** start Records for the exercise **

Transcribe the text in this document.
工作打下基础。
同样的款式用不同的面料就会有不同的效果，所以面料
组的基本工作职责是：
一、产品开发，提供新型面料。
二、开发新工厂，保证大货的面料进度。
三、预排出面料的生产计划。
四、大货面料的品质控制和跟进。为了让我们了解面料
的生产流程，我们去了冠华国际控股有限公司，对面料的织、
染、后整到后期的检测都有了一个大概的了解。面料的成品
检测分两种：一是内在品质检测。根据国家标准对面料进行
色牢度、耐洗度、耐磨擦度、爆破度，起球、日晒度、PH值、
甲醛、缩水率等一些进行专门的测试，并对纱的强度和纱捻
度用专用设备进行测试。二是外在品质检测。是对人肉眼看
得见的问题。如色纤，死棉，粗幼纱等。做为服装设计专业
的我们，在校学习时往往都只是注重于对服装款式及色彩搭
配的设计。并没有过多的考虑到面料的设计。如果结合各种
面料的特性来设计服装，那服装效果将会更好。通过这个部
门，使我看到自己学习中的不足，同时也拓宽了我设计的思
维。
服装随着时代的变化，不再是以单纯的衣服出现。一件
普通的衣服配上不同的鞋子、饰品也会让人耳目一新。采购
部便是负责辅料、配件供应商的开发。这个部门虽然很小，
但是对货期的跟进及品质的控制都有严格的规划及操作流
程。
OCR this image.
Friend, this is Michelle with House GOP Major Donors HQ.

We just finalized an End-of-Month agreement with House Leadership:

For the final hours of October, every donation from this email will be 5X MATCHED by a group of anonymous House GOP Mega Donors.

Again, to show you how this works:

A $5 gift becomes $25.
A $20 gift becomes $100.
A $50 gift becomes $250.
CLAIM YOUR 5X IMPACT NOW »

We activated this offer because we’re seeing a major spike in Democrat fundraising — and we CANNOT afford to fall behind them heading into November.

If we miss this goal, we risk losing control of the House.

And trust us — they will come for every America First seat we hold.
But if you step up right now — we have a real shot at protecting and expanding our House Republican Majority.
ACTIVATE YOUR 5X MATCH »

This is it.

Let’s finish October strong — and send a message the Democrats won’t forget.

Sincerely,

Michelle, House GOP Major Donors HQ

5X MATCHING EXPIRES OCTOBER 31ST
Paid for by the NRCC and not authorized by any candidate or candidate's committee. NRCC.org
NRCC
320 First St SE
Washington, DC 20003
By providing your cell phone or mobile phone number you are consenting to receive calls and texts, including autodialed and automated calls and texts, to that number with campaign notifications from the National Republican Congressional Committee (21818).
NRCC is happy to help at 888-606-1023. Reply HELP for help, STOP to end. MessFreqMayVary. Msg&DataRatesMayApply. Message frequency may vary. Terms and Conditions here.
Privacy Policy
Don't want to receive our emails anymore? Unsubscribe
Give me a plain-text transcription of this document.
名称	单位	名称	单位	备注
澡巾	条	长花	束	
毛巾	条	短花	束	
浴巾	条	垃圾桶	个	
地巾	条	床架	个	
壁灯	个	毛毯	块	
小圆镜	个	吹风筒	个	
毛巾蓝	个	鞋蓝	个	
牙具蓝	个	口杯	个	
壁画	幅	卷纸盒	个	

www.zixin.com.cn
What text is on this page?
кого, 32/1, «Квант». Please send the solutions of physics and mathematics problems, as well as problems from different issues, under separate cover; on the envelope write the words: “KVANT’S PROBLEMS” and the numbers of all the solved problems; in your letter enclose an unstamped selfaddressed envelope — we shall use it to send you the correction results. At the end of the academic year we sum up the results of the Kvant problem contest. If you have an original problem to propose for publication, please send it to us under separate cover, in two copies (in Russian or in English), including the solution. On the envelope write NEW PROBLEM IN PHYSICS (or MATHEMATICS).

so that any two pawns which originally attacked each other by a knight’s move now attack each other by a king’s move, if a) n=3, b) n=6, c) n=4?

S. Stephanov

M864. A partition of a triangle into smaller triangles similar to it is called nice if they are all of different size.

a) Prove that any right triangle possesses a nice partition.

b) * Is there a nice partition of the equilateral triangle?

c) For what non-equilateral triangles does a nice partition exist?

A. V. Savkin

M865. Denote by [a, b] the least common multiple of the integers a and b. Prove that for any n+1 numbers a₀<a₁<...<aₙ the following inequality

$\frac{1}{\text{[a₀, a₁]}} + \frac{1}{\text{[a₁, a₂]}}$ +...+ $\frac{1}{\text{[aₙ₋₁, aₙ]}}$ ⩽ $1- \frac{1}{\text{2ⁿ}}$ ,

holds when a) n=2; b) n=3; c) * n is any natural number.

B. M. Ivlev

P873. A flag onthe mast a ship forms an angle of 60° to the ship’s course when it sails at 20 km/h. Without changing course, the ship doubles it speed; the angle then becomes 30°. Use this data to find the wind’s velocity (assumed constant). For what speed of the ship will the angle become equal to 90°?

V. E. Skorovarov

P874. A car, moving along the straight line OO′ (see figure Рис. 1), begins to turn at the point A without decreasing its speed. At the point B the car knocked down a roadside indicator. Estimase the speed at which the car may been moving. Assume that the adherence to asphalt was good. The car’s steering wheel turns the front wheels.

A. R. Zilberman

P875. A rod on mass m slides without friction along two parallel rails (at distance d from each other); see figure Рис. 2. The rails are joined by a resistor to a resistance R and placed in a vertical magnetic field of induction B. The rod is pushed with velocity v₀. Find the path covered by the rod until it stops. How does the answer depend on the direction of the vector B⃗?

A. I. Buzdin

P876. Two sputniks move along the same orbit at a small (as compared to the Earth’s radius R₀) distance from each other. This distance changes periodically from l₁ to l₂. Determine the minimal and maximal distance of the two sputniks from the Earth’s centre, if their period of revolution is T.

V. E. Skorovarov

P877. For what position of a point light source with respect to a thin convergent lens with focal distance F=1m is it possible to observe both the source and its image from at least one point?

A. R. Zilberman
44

** end Records for the exercise **

Determine how many lines of the records above contain the word "image", and report only that number.

# Complete response:
2